- _DIRECTION_: Give the number of lines that include the word "name", nothing more.

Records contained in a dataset
>> START

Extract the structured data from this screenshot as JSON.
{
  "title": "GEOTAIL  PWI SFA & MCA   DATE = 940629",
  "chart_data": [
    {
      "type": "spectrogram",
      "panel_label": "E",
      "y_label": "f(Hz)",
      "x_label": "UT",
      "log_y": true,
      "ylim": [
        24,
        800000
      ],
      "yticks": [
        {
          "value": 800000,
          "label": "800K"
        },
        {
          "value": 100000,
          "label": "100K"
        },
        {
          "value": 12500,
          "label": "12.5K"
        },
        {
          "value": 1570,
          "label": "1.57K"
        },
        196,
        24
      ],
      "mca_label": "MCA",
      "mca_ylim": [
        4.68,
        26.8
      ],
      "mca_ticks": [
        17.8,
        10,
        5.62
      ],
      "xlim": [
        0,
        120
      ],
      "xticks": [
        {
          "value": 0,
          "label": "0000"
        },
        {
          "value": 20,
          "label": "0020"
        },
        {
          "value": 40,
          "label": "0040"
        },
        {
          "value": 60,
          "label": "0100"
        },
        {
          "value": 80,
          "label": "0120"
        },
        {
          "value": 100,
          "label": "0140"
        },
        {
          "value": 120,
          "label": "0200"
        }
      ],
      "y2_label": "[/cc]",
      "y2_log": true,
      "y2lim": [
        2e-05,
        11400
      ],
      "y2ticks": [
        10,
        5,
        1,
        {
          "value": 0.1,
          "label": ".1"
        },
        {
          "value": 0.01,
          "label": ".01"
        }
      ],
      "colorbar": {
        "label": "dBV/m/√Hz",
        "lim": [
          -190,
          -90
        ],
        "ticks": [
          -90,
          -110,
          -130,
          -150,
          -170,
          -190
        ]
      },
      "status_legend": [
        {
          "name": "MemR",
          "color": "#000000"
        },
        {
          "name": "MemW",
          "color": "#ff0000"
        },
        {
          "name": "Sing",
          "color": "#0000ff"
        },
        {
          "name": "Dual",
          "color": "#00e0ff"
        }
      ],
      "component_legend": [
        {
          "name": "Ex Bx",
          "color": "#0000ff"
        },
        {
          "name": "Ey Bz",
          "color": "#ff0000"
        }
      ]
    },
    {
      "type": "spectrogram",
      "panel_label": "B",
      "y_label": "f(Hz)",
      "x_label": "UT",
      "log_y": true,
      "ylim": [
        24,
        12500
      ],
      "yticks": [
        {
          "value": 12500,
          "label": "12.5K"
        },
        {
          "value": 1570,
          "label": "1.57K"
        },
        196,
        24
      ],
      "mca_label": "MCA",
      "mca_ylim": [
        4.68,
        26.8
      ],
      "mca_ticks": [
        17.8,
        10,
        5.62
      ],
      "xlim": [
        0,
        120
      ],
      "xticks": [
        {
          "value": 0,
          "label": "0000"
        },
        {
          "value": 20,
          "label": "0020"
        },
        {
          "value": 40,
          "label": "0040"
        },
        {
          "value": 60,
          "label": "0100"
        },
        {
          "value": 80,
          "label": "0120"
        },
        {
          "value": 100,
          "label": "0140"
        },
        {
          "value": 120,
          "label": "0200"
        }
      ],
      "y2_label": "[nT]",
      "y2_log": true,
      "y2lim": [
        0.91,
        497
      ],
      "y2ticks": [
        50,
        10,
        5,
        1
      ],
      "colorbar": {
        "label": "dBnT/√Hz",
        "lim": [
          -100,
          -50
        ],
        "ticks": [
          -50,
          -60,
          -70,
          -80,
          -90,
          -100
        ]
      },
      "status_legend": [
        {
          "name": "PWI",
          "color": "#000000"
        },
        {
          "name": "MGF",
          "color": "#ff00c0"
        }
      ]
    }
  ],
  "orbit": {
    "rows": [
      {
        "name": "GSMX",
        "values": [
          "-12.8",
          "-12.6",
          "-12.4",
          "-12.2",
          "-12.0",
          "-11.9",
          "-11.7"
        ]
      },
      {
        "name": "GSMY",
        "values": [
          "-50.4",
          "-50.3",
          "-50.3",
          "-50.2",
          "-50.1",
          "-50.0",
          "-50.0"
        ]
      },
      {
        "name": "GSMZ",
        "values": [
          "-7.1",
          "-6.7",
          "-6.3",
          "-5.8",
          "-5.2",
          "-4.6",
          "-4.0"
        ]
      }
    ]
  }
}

>> END

- _THE SOLUTION_: 11